> Selected text
__________

FIG. 2 represents a typical linked list arrangement of object element identification and display data stored in the system memory B. Data is there stored in a hierarchy of attributes, with some or all of those attributes being further arranged in the form of linked lists ordered in terms of visible priority. For example, and as shown in FIG. 2, the highest or most general attribute is the frame attribute 2, next in order are the window attributes 4, and, for each window attribute 4, the various object attributes 6 associated therewith. In addition, and for purposes of enabling access to particular objects or lists, a series of symbol attributes 8 may be stored, each of which may also include a list of sub-identifications (called "children"), e.g., "dog" may be the main symbol and "dog walking", "dog sitting", "dog jumping" etc., may be "children".
The data stored for the frame attribute 2, which represents an overall scene to be displayed at a given moment, comprises its desired x and y origin points on the display screen, a pointer to the window list or lists that are to be used in that frame, and an identification of the highest priority window in that window list which is to be used.

__________

> Raw data
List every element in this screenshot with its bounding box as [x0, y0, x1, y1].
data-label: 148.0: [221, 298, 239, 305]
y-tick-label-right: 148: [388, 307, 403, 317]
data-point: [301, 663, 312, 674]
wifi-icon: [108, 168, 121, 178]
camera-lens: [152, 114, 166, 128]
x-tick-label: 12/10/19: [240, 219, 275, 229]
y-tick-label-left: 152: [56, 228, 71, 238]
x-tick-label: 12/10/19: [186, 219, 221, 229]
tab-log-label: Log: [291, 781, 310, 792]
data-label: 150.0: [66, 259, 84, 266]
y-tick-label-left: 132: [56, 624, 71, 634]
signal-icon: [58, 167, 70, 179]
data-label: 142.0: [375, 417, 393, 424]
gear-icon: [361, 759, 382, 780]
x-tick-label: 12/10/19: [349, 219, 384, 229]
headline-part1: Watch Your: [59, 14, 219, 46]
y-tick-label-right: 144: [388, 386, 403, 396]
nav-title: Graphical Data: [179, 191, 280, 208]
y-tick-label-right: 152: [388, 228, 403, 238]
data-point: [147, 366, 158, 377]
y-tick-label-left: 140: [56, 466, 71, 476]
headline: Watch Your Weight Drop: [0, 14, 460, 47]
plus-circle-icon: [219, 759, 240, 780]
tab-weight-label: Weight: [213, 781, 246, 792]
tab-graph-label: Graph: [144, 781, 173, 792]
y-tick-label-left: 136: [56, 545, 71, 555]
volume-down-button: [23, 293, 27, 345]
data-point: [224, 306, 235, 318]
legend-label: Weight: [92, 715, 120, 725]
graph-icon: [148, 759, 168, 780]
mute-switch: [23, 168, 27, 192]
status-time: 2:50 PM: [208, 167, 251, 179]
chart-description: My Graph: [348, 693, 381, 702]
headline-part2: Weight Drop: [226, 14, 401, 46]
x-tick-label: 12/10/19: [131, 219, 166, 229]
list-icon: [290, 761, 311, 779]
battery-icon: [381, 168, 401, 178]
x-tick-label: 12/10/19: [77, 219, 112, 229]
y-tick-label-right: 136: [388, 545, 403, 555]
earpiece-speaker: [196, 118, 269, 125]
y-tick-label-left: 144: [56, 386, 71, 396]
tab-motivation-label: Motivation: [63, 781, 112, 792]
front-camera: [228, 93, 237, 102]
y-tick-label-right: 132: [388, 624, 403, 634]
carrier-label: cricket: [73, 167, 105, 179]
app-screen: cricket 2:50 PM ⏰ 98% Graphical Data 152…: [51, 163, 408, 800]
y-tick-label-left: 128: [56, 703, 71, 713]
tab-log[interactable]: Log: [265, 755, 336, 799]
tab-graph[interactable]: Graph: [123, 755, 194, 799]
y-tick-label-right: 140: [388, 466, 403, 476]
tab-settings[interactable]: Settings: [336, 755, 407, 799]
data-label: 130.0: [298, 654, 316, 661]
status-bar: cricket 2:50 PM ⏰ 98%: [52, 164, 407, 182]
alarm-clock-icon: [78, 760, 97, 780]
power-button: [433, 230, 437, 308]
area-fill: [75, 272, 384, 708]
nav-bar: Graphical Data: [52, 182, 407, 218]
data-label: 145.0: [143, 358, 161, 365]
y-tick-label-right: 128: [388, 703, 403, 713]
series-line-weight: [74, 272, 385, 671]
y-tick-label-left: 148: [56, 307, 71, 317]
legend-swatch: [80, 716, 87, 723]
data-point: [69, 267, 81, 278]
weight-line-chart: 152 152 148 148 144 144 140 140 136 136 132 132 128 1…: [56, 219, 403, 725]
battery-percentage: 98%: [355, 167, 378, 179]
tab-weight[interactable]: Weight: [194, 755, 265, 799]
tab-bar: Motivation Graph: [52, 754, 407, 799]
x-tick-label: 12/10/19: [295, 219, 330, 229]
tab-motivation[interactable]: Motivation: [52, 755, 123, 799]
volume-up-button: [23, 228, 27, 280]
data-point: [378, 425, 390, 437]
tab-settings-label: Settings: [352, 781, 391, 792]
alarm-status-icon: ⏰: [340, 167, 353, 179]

__________

> Your tasks
1. Write out the part of the linked-list display data passage that begins at the words "The data stored" and ends after "to be used.".
2. Continue the description of frame, window and object attributes from its last sentence.

> Task-by-task answers
1.
The data stored for the frame attribute 2, which represents an overall scene to be displayed at a given moment, comprises its desired x and y origin points on the display screen, a pointer to the window list or lists that are to be used in that frame, and an identification of the highest priority window in that window list which is to be used.

2.
A "window", as here used, is a defined viewpoint, or rectangle through which selected object elements are to be viewed, the window itself defining the bounds of the viewing area and hence determining what portion of the selected object element is to be displayed. Each window attribute 4 contains data defining its desired location on the display, its size, linking pointers, preferably to both the preceding as well as the succeeding window in the linked list, a pointer to the object list or lists to be included in the window, a pointer to the highest priority object in that list which is to be displayed, and an identification of the window to match with the appropriate symbol attribute 8.
Each object attribute 6 includes a pointer to pattern memory A, identifying the pictorial data in that pattern memory A which relates to the particular object, the desired location of the object, its size, a definition of the number of bits per display pixel, identification of the color palette to be used, and identification of the symbol attribute 8 that is to correspond to that object, as well as data identifying the object itself. Each symbol attribute 8 may contain data defining an identifying name, so that it can be manually or automatically selected, together with data concerning its size, its location in the pattern memory A and, if desired, data concerning various manipulations which might be performed to controllably modify or distort the display image as well as links, preferably in both directions, to the allied "children" data.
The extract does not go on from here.